Below are the entries; state how many of their lines contain the string "Duchang", and nothing more.

- - -

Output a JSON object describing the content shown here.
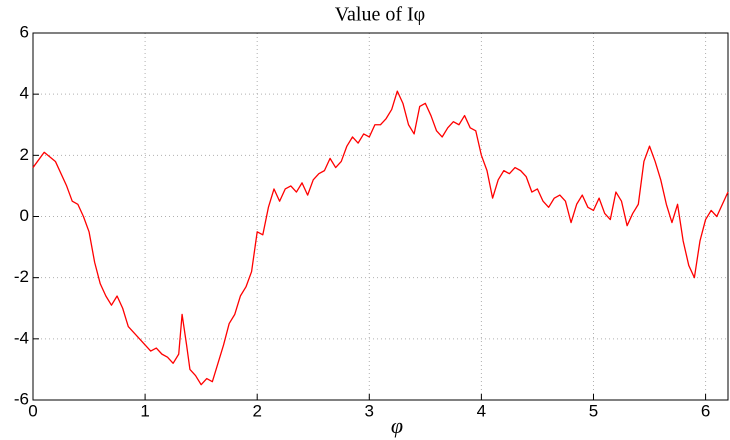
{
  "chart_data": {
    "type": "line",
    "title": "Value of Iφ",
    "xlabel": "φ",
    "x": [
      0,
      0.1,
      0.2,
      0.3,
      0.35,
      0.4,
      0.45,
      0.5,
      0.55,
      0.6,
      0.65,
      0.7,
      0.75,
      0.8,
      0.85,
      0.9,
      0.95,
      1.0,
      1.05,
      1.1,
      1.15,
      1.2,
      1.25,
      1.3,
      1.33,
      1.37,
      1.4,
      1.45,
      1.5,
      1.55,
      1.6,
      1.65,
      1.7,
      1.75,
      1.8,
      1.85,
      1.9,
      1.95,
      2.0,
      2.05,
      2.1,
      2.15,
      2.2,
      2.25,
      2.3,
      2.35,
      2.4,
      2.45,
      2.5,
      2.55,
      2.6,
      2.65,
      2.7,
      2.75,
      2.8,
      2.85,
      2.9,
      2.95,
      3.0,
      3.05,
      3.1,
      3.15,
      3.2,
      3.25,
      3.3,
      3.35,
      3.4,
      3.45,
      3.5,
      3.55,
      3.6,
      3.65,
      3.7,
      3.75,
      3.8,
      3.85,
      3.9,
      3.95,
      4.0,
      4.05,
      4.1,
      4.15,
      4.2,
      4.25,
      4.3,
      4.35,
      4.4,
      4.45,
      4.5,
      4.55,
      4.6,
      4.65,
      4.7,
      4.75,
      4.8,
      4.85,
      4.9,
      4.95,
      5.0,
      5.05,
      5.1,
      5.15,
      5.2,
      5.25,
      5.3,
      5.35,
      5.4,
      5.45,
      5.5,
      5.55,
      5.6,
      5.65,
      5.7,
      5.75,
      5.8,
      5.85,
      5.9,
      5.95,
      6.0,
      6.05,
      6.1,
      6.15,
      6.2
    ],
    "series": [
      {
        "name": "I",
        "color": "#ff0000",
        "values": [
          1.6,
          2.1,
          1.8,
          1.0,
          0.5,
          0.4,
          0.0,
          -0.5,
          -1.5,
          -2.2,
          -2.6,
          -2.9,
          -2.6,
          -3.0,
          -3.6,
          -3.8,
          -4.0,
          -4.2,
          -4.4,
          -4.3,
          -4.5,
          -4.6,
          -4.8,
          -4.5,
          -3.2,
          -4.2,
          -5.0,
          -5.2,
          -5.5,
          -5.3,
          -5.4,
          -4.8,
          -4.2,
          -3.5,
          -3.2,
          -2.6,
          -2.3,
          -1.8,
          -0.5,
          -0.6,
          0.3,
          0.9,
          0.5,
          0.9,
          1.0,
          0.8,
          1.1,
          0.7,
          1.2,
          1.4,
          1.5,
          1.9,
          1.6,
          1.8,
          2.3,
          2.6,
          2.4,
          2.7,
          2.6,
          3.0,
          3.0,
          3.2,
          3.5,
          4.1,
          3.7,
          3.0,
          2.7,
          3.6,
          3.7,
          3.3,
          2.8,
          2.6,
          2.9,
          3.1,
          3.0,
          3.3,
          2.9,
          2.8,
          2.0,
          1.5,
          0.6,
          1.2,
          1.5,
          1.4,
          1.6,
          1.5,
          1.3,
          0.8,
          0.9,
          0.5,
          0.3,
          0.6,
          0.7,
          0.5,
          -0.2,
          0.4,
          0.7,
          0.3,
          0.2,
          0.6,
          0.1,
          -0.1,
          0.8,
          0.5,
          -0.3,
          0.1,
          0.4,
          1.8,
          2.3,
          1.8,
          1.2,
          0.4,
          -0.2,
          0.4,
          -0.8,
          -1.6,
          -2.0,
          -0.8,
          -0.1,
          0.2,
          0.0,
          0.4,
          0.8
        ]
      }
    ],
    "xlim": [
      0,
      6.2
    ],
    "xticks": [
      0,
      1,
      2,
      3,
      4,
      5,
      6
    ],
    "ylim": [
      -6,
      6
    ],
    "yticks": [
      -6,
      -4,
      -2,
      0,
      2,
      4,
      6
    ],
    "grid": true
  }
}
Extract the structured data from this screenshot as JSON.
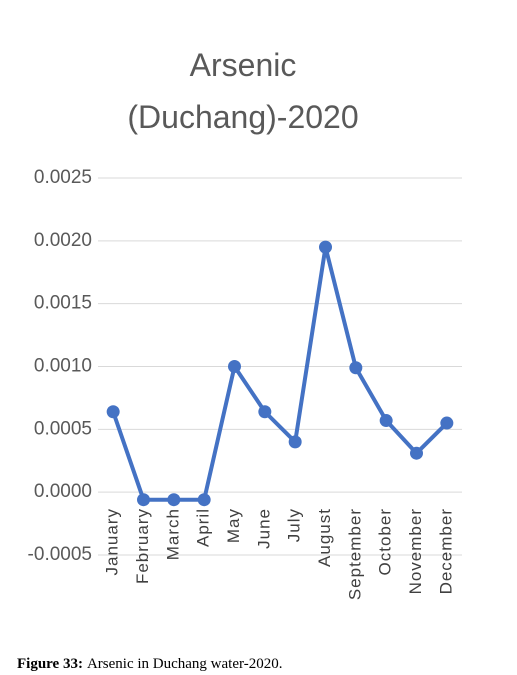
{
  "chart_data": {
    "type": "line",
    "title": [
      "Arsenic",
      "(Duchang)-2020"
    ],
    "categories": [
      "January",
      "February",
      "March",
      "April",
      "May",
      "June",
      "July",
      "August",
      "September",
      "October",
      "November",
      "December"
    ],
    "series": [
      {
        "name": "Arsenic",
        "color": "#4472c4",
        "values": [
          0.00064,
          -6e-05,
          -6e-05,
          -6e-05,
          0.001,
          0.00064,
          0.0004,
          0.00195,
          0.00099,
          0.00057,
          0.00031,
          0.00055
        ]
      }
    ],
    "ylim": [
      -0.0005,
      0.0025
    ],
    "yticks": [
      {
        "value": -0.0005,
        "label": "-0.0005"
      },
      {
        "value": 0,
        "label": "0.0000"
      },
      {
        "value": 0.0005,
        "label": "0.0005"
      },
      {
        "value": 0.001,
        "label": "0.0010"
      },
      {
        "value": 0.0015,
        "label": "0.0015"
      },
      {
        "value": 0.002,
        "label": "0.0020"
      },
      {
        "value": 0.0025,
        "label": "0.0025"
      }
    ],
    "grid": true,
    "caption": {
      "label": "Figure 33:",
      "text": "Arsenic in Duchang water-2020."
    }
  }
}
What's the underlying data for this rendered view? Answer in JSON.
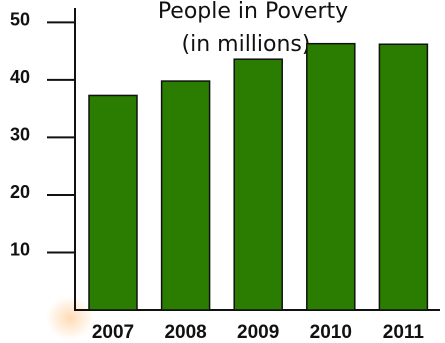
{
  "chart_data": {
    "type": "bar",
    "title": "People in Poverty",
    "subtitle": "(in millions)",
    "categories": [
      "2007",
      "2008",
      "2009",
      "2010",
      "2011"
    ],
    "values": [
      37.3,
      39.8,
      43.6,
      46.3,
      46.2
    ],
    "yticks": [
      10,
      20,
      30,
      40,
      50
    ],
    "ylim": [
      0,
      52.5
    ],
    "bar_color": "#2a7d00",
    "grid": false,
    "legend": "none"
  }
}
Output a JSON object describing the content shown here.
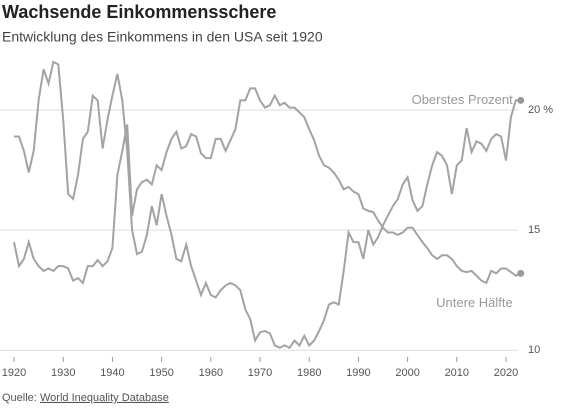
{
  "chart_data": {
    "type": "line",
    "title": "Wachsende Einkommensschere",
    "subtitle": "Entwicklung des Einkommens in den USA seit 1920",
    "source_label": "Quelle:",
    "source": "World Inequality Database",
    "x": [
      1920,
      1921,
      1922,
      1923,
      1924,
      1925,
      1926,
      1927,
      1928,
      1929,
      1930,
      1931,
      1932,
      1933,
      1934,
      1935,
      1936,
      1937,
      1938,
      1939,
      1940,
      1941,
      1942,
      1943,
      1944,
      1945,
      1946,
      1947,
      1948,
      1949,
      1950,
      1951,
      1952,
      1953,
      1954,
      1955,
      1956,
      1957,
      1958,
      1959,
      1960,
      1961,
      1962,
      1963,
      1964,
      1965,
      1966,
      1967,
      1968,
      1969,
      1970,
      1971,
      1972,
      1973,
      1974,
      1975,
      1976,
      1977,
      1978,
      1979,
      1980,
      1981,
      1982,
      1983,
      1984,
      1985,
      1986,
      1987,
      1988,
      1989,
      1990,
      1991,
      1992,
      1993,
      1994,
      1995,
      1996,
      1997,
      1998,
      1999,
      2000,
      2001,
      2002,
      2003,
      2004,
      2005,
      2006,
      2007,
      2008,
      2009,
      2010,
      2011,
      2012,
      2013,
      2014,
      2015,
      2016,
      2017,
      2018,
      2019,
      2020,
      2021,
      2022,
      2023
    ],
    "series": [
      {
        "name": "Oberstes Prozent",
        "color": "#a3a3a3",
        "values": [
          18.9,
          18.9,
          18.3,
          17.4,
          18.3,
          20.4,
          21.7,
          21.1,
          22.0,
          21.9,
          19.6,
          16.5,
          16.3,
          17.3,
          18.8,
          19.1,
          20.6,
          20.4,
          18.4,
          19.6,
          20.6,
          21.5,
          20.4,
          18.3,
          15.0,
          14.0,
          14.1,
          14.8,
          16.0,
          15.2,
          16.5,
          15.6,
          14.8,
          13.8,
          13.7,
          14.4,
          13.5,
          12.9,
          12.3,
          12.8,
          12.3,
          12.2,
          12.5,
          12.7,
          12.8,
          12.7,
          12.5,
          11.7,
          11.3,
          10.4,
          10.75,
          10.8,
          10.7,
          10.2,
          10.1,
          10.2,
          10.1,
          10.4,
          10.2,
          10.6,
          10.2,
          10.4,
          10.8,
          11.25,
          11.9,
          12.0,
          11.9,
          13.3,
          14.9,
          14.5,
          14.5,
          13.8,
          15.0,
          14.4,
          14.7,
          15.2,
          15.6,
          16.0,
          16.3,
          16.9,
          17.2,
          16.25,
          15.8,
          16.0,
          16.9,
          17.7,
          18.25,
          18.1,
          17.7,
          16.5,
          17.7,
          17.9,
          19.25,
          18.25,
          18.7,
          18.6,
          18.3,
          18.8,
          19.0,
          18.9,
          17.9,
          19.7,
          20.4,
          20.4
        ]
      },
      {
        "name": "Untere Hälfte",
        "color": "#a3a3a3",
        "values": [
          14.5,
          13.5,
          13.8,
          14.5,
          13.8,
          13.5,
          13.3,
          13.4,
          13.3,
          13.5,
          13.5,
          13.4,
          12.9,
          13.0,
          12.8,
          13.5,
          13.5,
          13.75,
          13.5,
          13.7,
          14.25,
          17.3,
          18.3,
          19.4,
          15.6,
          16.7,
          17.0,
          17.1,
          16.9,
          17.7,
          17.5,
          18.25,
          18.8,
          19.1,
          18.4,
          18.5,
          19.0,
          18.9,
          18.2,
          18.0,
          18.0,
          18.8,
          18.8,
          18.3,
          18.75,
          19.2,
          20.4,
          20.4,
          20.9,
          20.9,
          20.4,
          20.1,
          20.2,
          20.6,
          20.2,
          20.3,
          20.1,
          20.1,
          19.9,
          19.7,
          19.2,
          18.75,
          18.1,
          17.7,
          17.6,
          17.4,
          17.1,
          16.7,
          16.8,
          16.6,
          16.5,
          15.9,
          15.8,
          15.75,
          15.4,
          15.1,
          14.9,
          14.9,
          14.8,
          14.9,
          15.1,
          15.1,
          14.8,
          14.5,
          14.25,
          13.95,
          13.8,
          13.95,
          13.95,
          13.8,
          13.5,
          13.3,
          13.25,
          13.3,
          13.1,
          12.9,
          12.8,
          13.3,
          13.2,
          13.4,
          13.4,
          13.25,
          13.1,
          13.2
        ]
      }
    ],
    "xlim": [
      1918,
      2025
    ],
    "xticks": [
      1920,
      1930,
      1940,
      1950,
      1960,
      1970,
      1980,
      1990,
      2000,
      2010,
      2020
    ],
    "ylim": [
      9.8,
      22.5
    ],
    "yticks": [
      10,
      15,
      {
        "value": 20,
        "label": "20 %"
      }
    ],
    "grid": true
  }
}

- - -

ANSWER TO THIS PROBLEM: 2